◆ DATA ENTRIES:

^^^^^^^^

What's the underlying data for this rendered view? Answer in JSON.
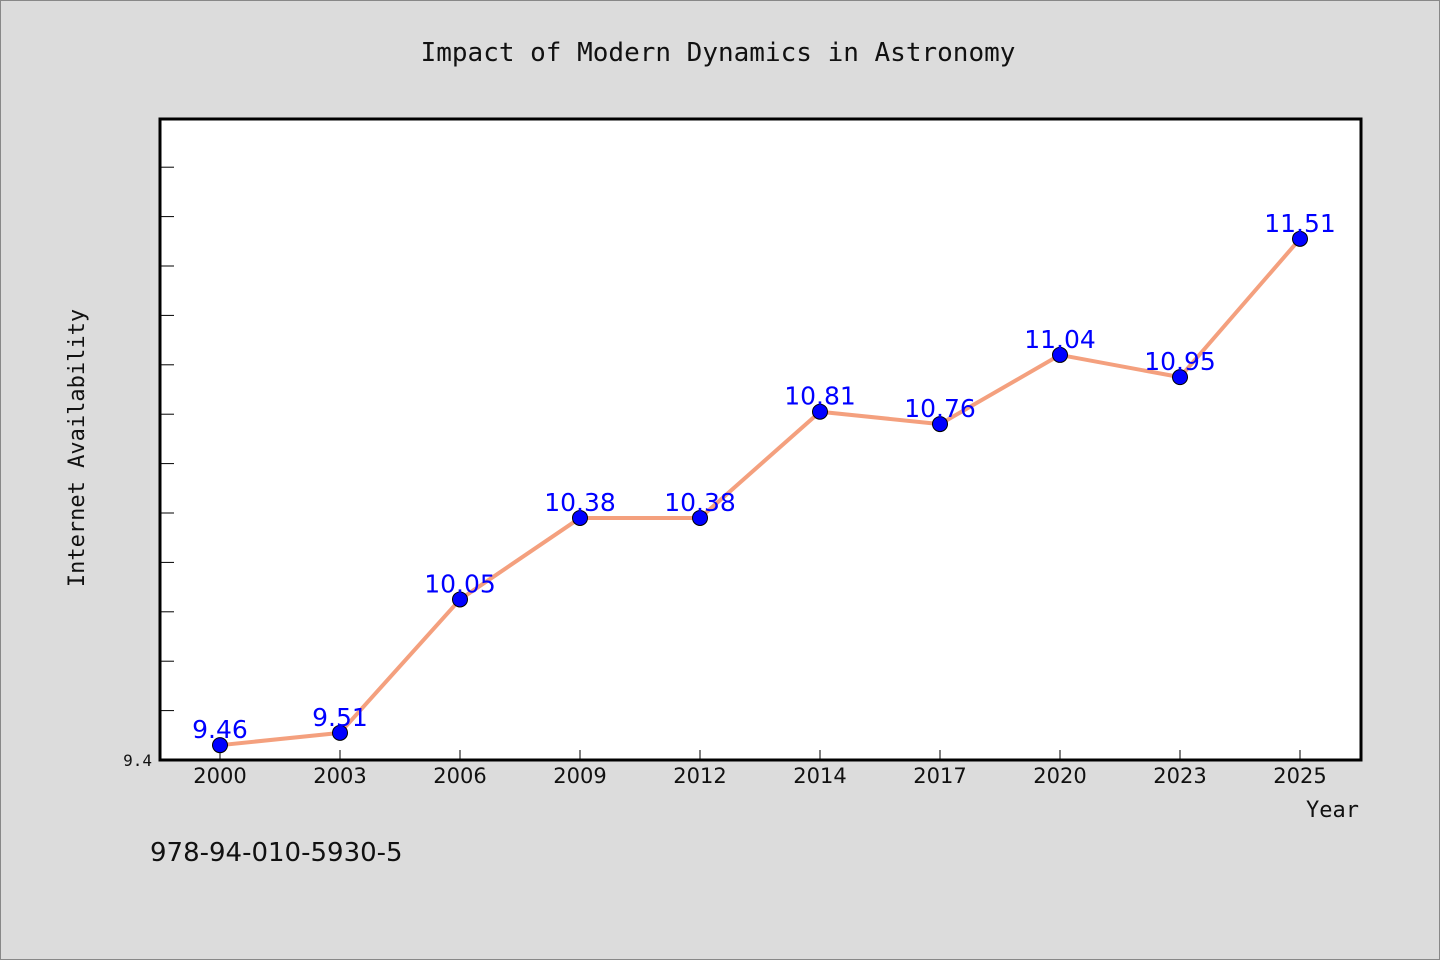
{
  "chart_data": {
    "type": "line",
    "title": "Impact of Modern Dynamics in Astronomy",
    "xlabel": "Year",
    "ylabel": "Internet Availability",
    "categories": [
      "2000",
      "2003",
      "2006",
      "2009",
      "2012",
      "2014",
      "2017",
      "2020",
      "2023",
      "2025"
    ],
    "series": [
      {
        "values": [
          9.46,
          9.51,
          10.05,
          10.38,
          10.38,
          10.81,
          10.76,
          11.04,
          10.95,
          11.51
        ],
        "line_color": "#f4a07e",
        "marker_color": "#0000ff"
      }
    ],
    "data_labels": [
      "9.46",
      "9.51",
      "10.05",
      "10.38",
      "10.38",
      "10.81",
      "10.76",
      "11.04",
      "10.95",
      "11.51"
    ],
    "ylim": [
      9.4,
      12.0
    ],
    "yticks_labeled": [
      "9.4"
    ],
    "grid": false,
    "legend": "none"
  },
  "footer": {
    "isbn": "978-94-010-5930-5"
  }
}
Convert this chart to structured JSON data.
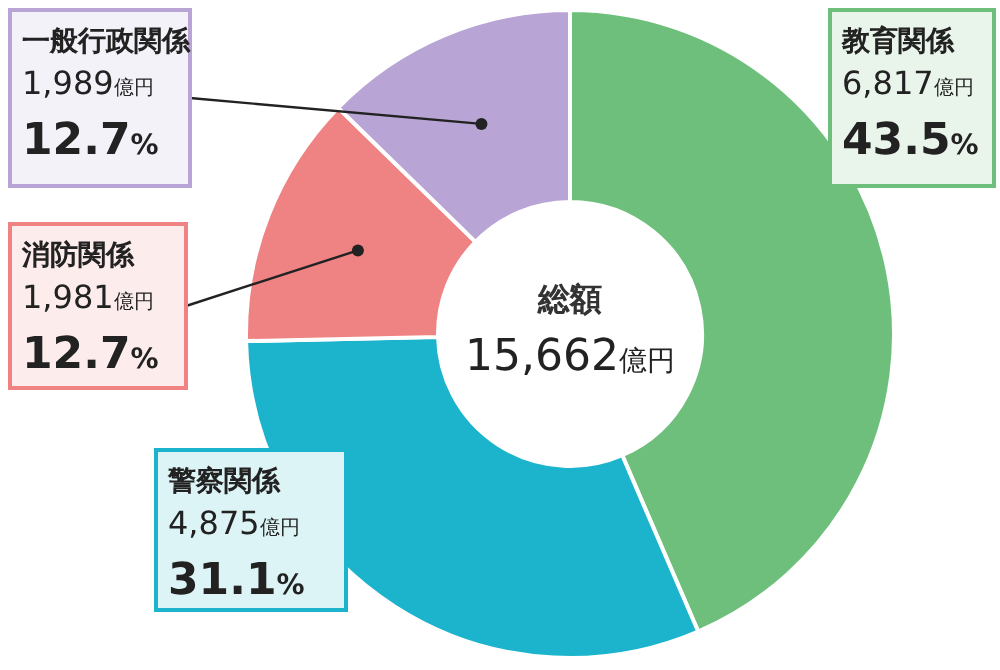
{
  "chart_data": {
    "type": "donut",
    "title": "総額",
    "subtitle": "15,662億円",
    "categories": [
      "教育関係",
      "警察関係",
      "消防関係",
      "一般行政関係"
    ],
    "values": [
      6817,
      4875,
      1981,
      1989
    ],
    "colors": [
      "#6dbf7b",
      "#1bb4cc",
      "#ef8383",
      "#b8a5d5"
    ],
    "value_labels": [
      "6,817億円",
      "4,875億円",
      "1,981億円",
      "1,989億円"
    ],
    "annotations": [
      "43.5%",
      "31.1%",
      "12.7%",
      "12.7%"
    ]
  }
}
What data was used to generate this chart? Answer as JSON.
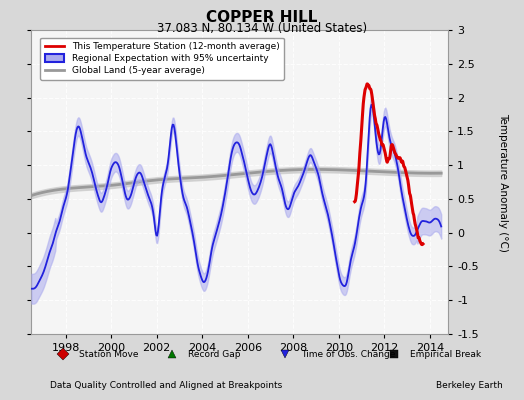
{
  "title": "COPPER HILL",
  "subtitle": "37.083 N, 80.134 W (United States)",
  "ylabel": "Temperature Anomaly (°C)",
  "xlabel_bottom_left": "Data Quality Controlled and Aligned at Breakpoints",
  "xlabel_bottom_right": "Berkeley Earth",
  "ylim": [
    -1.5,
    3.0
  ],
  "xlim_start": 1996.5,
  "xlim_end": 2014.8,
  "xticks": [
    1998,
    2000,
    2002,
    2004,
    2006,
    2008,
    2010,
    2012,
    2014
  ],
  "yticks": [
    -1.5,
    -1.0,
    -0.5,
    0.0,
    0.5,
    1.0,
    1.5,
    2.0,
    2.5,
    3.0
  ],
  "fig_bg_color": "#d8d8d8",
  "plot_bg_color": "#f5f5f5",
  "grid_color": "#ffffff",
  "blue_line_color": "#2222dd",
  "blue_fill_color": "#aaaaee",
  "red_line_color": "#dd0000",
  "gray_line_color": "#999999",
  "gray_fill_color": "#cccccc",
  "legend1_label": "This Temperature Station (12-month average)",
  "legend2_label": "Regional Expectation with 95% uncertainty",
  "legend3_label": "Global Land (5-year average)",
  "bottom_legend": [
    {
      "marker": "D",
      "color": "#cc0000",
      "label": "Station Move"
    },
    {
      "marker": "^",
      "color": "#007700",
      "label": "Record Gap"
    },
    {
      "marker": "v",
      "color": "#2222dd",
      "label": "Time of Obs. Change"
    },
    {
      "marker": "s",
      "color": "#111111",
      "label": "Empirical Break"
    }
  ],
  "blue_x": [
    1996.5,
    1997.0,
    1997.3,
    1997.6,
    1998.0,
    1998.3,
    1998.5,
    1998.8,
    1999.0,
    1999.3,
    1999.6,
    1999.9,
    2000.2,
    2000.5,
    2000.7,
    2001.0,
    2001.3,
    2001.6,
    2001.9,
    2002.0,
    2002.2,
    2002.5,
    2002.7,
    2002.9,
    2003.1,
    2003.3,
    2003.6,
    2003.9,
    2004.2,
    2004.4,
    2004.7,
    2005.0,
    2005.2,
    2005.5,
    2005.8,
    2006.0,
    2006.3,
    2006.5,
    2006.8,
    2007.0,
    2007.2,
    2007.5,
    2007.8,
    2008.0,
    2008.3,
    2008.5,
    2008.8,
    2009.0,
    2009.2,
    2009.5,
    2009.8,
    2010.0,
    2010.3,
    2010.5,
    2010.8,
    2011.0,
    2011.2,
    2011.4,
    2011.6,
    2011.8,
    2012.0,
    2012.2,
    2012.5,
    2012.8,
    2013.0,
    2013.3,
    2013.6,
    2013.9,
    2014.2,
    2014.5
  ],
  "blue_y": [
    -0.85,
    -0.6,
    -0.3,
    0.05,
    0.5,
    1.1,
    1.55,
    1.3,
    1.05,
    0.7,
    0.45,
    0.8,
    1.05,
    0.75,
    0.5,
    0.7,
    0.9,
    0.6,
    0.2,
    -0.05,
    0.5,
    1.05,
    1.6,
    1.2,
    0.65,
    0.4,
    -0.05,
    -0.6,
    -0.65,
    -0.3,
    0.1,
    0.55,
    1.0,
    1.35,
    1.1,
    0.8,
    0.55,
    0.7,
    1.1,
    1.3,
    1.0,
    0.65,
    0.35,
    0.55,
    0.75,
    0.95,
    1.15,
    0.95,
    0.7,
    0.3,
    -0.2,
    -0.6,
    -0.75,
    -0.45,
    0.0,
    0.4,
    0.8,
    1.85,
    1.55,
    1.2,
    1.7,
    1.45,
    1.1,
    0.55,
    0.2,
    -0.05,
    0.15,
    0.15,
    0.2,
    0.1
  ],
  "red_x": [
    2010.7,
    2011.0,
    2011.15,
    2011.3,
    2011.45,
    2011.6,
    2011.75,
    2011.9,
    2012.0,
    2012.15,
    2012.3,
    2012.5,
    2012.65,
    2012.8,
    2013.55,
    2013.7
  ],
  "red_y": [
    0.45,
    1.55,
    2.1,
    2.2,
    2.05,
    1.7,
    1.45,
    1.3,
    1.2,
    1.05,
    1.25,
    1.15,
    1.1,
    1.05,
    -0.1,
    -0.15
  ],
  "gray_x": [
    1996.5,
    1998.0,
    2000.0,
    2002.0,
    2004.0,
    2006.0,
    2008.0,
    2010.0,
    2012.0,
    2014.5
  ],
  "gray_y": [
    0.55,
    0.65,
    0.7,
    0.78,
    0.82,
    0.88,
    0.93,
    0.93,
    0.9,
    0.88
  ]
}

^^^^^^^^

◆ STATED PROBLEM: Would you set down the listing exactly, omitting pictures?

◆ FINISHED EXERCISE:
What's the underlying data for this rendered view? Answer in JSON.
{
  "chart_data": {
    "type": "line",
    "title": "Impact of Modern Dynamics in Astronomy",
    "xlabel": "Year",
    "ylabel": "Internet Availability",
    "categories": [
      "2000",
      "2003",
      "2006",
      "2009",
      "2012",
      "2014",
      "2017",
      "2020",
      "2023",
      "2025"
    ],
    "series": [
      {
        "values": [
          9.46,
          9.51,
          10.05,
          10.38,
          10.38,
          10.81,
          10.76,
          11.04,
          10.95,
          11.51
        ],
        "line_color": "#f4a07e",
        "marker_color": "#0000ff"
      }
    ],
    "data_labels": [
      "9.46",
      "9.51",
      "10.05",
      "10.38",
      "10.38",
      "10.81",
      "10.76",
      "11.04",
      "10.95",
      "11.51"
    ],
    "ylim": [
      9.4,
      12.0
    ],
    "yticks_labeled": [
      "9.4"
    ],
    "grid": false,
    "legend": "none"
  },
  "footer": {
    "isbn": "978-94-010-5930-5"
  }
}
Convert this chart to structured JSON data.
{
  "chart_data": {
    "type": "donut",
    "title": "総額",
    "subtitle": "15,662億円",
    "categories": [
      "教育関係",
      "警察関係",
      "消防関係",
      "一般行政関係"
    ],
    "values": [
      6817,
      4875,
      1981,
      1989
    ],
    "colors": [
      "#6dbf7b",
      "#1bb4cc",
      "#ef8383",
      "#b8a5d5"
    ],
    "value_labels": [
      "6,817億円",
      "4,875億円",
      "1,981億円",
      "1,989億円"
    ],
    "annotations": [
      "43.5%",
      "31.1%",
      "12.7%",
      "12.7%"
    ]
  }
}
What data was used to generate this chart? Answer as JSON.
{
  "title": "COPPER HILL",
  "subtitle": "37.083 N, 80.134 W (United States)",
  "ylabel": "Temperature Anomaly (°C)",
  "xlabel_bottom_left": "Data Quality Controlled and Aligned at Breakpoints",
  "xlabel_bottom_right": "Berkeley Earth",
  "ylim": [
    -1.5,
    3.0
  ],
  "xlim_start": 1996.5,
  "xlim_end": 2014.8,
  "xticks": [
    1998,
    2000,
    2002,
    2004,
    2006,
    2008,
    2010,
    2012,
    2014
  ],
  "yticks": [
    -1.5,
    -1.0,
    -0.5,
    0.0,
    0.5,
    1.0,
    1.5,
    2.0,
    2.5,
    3.0
  ],
  "fig_bg_color": "#d8d8d8",
  "plot_bg_color": "#f5f5f5",
  "grid_color": "#ffffff",
  "blue_line_color": "#2222dd",
  "blue_fill_color": "#aaaaee",
  "red_line_color": "#dd0000",
  "gray_line_color": "#999999",
  "gray_fill_color": "#cccccc",
  "legend1_label": "This Temperature Station (12-month average)",
  "legend2_label": "Regional Expectation with 95% uncertainty",
  "legend3_label": "Global Land (5-year average)",
  "bottom_legend": [
    {
      "marker": "D",
      "color": "#cc0000",
      "label": "Station Move"
    },
    {
      "marker": "^",
      "color": "#007700",
      "label": "Record Gap"
    },
    {
      "marker": "v",
      "color": "#2222dd",
      "label": "Time of Obs. Change"
    },
    {
      "marker": "s",
      "color": "#111111",
      "label": "Empirical Break"
    }
  ],
  "blue_x": [
    1996.5,
    1997.0,
    1997.3,
    1997.6,
    1998.0,
    1998.3,
    1998.5,
    1998.8,
    1999.0,
    1999.3,
    1999.6,
    1999.9,
    2000.2,
    2000.5,
    2000.7,
    2001.0,
    2001.3,
    2001.6,
    2001.9,
    2002.0,
    2002.2,
    2002.5,
    2002.7,
    2002.9,
    2003.1,
    2003.3,
    2003.6,
    2003.9,
    2004.2,
    2004.4,
    2004.7,
    2005.0,
    2005.2,
    2005.5,
    2005.8,
    2006.0,
    2006.3,
    2006.5,
    2006.8,
    2007.0,
    2007.2,
    2007.5,
    2007.8,
    2008.0,
    2008.3,
    2008.5,
    2008.8,
    2009.0,
    2009.2,
    2009.5,
    2009.8,
    2010.0,
    2010.3,
    2010.5,
    2010.8,
    2011.0,
    2011.2,
    2011.4,
    2011.6,
    2011.8,
    2012.0,
    2012.2,
    2012.5,
    2012.8,
    2013.0,
    2013.3,
    2013.6,
    2013.9,
    2014.2,
    2014.5
  ],
  "blue_y": [
    -0.85,
    -0.6,
    -0.3,
    0.05,
    0.5,
    1.1,
    1.55,
    1.3,
    1.05,
    0.7,
    0.45,
    0.8,
    1.05,
    0.75,
    0.5,
    0.7,
    0.9,
    0.6,
    0.2,
    -0.05,
    0.5,
    1.05,
    1.6,
    1.2,
    0.65,
    0.4,
    -0.05,
    -0.6,
    -0.65,
    -0.3,
    0.1,
    0.55,
    1.0,
    1.35,
    1.1,
    0.8,
    0.55,
    0.7,
    1.1,
    1.3,
    1.0,
    0.65,
    0.35,
    0.55,
    0.75,
    0.95,
    1.15,
    0.95,
    0.7,
    0.3,
    -0.2,
    -0.6,
    -0.75,
    -0.45,
    0.0,
    0.4,
    0.8,
    1.85,
    1.55,
    1.2,
    1.7,
    1.45,
    1.1,
    0.55,
    0.2,
    -0.05,
    0.15,
    0.15,
    0.2,
    0.1
  ],
  "red_x": [
    2010.7,
    2011.0,
    2011.15,
    2011.3,
    2011.45,
    2011.6,
    2011.75,
    2011.9,
    2012.0,
    2012.15,
    2012.3,
    2012.5,
    2012.65,
    2012.8,
    2013.55,
    2013.7
  ],
  "red_y": [
    0.45,
    1.55,
    2.1,
    2.2,
    2.05,
    1.7,
    1.45,
    1.3,
    1.2,
    1.05,
    1.25,
    1.15,
    1.1,
    1.05,
    -0.1,
    -0.15
  ],
  "gray_x": [
    1996.5,
    1998.0,
    2000.0,
    2002.0,
    2004.0,
    2006.0,
    2008.0,
    2010.0,
    2012.0,
    2014.5
  ],
  "gray_y": [
    0.55,
    0.65,
    0.7,
    0.78,
    0.82,
    0.88,
    0.93,
    0.93,
    0.9,
    0.88
  ]
}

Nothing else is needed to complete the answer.